(Records contained in a dataset)
--------

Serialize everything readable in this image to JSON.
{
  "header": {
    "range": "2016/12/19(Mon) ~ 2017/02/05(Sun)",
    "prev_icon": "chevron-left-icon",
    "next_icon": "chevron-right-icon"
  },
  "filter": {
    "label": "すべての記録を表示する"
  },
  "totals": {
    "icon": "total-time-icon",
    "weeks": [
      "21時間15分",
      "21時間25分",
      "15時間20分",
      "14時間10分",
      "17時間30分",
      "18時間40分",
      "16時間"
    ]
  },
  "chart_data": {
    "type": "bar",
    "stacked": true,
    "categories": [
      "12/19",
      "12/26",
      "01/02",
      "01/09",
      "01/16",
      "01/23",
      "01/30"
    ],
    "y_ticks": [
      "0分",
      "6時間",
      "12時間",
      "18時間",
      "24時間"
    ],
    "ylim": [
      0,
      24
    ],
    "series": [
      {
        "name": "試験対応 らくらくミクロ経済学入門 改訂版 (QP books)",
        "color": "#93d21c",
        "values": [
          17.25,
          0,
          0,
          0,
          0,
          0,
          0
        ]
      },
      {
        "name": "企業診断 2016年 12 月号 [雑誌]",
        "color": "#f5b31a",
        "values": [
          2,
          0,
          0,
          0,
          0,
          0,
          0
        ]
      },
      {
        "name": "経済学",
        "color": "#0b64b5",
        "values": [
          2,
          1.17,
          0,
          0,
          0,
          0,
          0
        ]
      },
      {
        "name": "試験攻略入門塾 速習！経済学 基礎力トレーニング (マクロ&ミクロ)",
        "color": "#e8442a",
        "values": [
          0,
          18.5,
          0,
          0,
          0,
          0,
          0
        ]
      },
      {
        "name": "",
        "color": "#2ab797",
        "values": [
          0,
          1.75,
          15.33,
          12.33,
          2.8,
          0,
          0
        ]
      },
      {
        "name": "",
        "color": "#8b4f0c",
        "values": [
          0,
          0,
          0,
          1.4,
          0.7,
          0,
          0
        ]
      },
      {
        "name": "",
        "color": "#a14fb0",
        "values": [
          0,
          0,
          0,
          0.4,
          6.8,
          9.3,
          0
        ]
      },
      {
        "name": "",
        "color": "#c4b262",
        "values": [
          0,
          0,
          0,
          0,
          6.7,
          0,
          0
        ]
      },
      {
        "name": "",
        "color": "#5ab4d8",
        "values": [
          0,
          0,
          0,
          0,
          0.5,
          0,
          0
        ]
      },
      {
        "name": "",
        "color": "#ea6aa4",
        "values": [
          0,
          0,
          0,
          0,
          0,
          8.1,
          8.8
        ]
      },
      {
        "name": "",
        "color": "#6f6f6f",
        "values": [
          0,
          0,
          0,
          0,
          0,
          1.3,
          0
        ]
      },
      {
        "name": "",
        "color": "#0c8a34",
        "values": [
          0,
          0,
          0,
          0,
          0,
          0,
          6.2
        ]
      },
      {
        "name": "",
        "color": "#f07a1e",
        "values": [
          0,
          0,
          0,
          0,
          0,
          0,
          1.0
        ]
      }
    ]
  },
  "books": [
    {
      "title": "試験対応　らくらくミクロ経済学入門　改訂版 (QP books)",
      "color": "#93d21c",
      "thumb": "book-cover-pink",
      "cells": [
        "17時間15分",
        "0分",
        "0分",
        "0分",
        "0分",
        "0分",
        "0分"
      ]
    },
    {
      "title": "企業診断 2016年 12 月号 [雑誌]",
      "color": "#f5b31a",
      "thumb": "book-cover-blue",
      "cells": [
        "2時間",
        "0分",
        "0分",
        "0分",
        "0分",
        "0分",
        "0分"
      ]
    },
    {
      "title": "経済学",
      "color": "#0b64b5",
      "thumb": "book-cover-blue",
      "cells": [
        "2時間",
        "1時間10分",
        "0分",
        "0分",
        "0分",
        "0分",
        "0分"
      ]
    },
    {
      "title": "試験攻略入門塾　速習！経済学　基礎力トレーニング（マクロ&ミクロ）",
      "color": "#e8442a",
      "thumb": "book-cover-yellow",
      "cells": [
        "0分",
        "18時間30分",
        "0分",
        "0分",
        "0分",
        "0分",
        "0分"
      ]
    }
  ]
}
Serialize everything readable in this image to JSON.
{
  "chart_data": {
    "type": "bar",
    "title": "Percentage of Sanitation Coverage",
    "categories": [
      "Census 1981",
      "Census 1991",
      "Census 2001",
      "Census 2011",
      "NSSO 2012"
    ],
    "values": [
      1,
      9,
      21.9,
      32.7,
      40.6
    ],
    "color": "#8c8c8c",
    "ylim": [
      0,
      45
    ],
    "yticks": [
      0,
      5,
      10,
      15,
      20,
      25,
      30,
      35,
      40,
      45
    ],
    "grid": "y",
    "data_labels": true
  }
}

--------

- _What this task involves_
From the records above, extract every line exactly as it stands.

- _Answer in full_
Serialize everything readable in this image to JSON.
{
  "header": {
    "range": "2016/12/19(Mon) ~ 2017/02/05(Sun)",
    "prev_icon": "chevron-left-icon",
    "next_icon": "chevron-right-icon"
  },
  "filter": {
    "label": "すべての記録を表示する"
  },
  "totals": {
    "icon": "total-time-icon",
    "weeks": [
      "21時間15分",
      "21時間25分",
      "15時間20分",
      "14時間10分",
      "17時間30分",
      "18時間40分",
      "16時間"
    ]
  },
  "chart_data": {
    "type": "bar",
    "stacked": true,
    "categories": [
      "12/19",
      "12/26",
      "01/02",
      "01/09",
      "01/16",
      "01/23",
      "01/30"
    ],
    "y_ticks": [
      "0分",
      "6時間",
      "12時間",
      "18時間",
      "24時間"
    ],
    "ylim": [
      0,
      24
    ],
    "series": [
      {
        "name": "試験対応 らくらくミクロ経済学入門 改訂版 (QP books)",
        "color": "#93d21c",
        "values": [
          17.25,
          0,
          0,
          0,
          0,
          0,
          0
        ]
      },
      {
        "name": "企業診断 2016年 12 月号 [雑誌]",
        "color": "#f5b31a",
        "values": [
          2,
          0,
          0,
          0,
          0,
          0,
          0
        ]
      },
      {
        "name": "経済学",
        "color": "#0b64b5",
        "values": [
          2,
          1.17,
          0,
          0,
          0,
          0,
          0
        ]
      },
      {
        "name": "試験攻略入門塾 速習！経済学 基礎力トレーニング (マクロ&ミクロ)",
        "color": "#e8442a",
        "values": [
          0,
          18.5,
          0,
          0,
          0,
          0,
          0
        ]
      },
      {
        "name": "",
        "color": "#2ab797",
        "values": [
          0,
          1.75,
          15.33,
          12.33,
          2.8,
          0,
          0
        ]
      },
      {
        "name": "",
        "color": "#8b4f0c",
        "values": [
          0,
          0,
          0,
          1.4,
          0.7,
          0,
          0
        ]
      },
      {
        "name": "",
        "color": "#a14fb0",
        "values": [
          0,
          0,
          0,
          0.4,
          6.8,
          9.3,
          0
        ]
      },
      {
        "name": "",
        "color": "#c4b262",
        "values": [
          0,
          0,
          0,
          0,
          6.7,
          0,
          0
        ]
      },
      {
        "name": "",
        "color": "#5ab4d8",
        "values": [
          0,
          0,
          0,
          0,
          0.5,
          0,
          0
        ]
      },
      {
        "name": "",
        "color": "#ea6aa4",
        "values": [
          0,
          0,
          0,
          0,
          0,
          8.1,
          8.8
        ]
      },
      {
        "name": "",
        "color": "#6f6f6f",
        "values": [
          0,
          0,
          0,
          0,
          0,
          1.3,
          0
        ]
      },
      {
        "name": "",
        "color": "#0c8a34",
        "values": [
          0,
          0,
          0,
          0,
          0,
          0,
          6.2
        ]
      },
      {
        "name": "",
        "color": "#f07a1e",
        "values": [
          0,
          0,
          0,
          0,
          0,
          0,
          1.0
        ]
      }
    ]
  },
  "books": [
    {
      "title": "試験対応　らくらくミクロ経済学入門　改訂版 (QP books)",
      "color": "#93d21c",
      "thumb": "book-cover-pink",
      "cells": [
        "17時間15分",
        "0分",
        "0分",
        "0分",
        "0分",
        "0分",
        "0分"
      ]
    },
    {
      "title": "企業診断 2016年 12 月号 [雑誌]",
      "color": "#f5b31a",
      "thumb": "book-cover-blue",
      "cells": [
        "2時間",
        "0分",
        "0分",
        "0分",
        "0分",
        "0分",
        "0分"
      ]
    },
    {
      "title": "経済学",
      "color": "#0b64b5",
      "thumb": "book-cover-blue",
      "cells": [
        "2時間",
        "1時間10分",
        "0分",
        "0分",
        "0分",
        "0分",
        "0分"
      ]
    },
    {
      "title": "試験攻略入門塾　速習！経済学　基礎力トレーニング（マクロ&ミクロ）",
      "color": "#e8442a",
      "thumb": "book-cover-yellow",
      "cells": [
        "0分",
        "18時間30分",
        "0分",
        "0分",
        "0分",
        "0分",
        "0分"
      ]
    }
  ]
}
Serialize everything readable in this image to JSON.
{
  "chart_data": {
    "type": "bar",
    "title": "Percentage of Sanitation Coverage",
    "categories": [
      "Census 1981",
      "Census 1991",
      "Census 2001",
      "Census 2011",
      "NSSO 2012"
    ],
    "values": [
      1,
      9,
      21.9,
      32.7,
      40.6
    ],
    "color": "#8c8c8c",
    "ylim": [
      0,
      45
    ],
    "yticks": [
      0,
      5,
      10,
      15,
      20,
      25,
      30,
      35,
      40,
      45
    ],
    "grid": "y",
    "data_labels": true
  }
}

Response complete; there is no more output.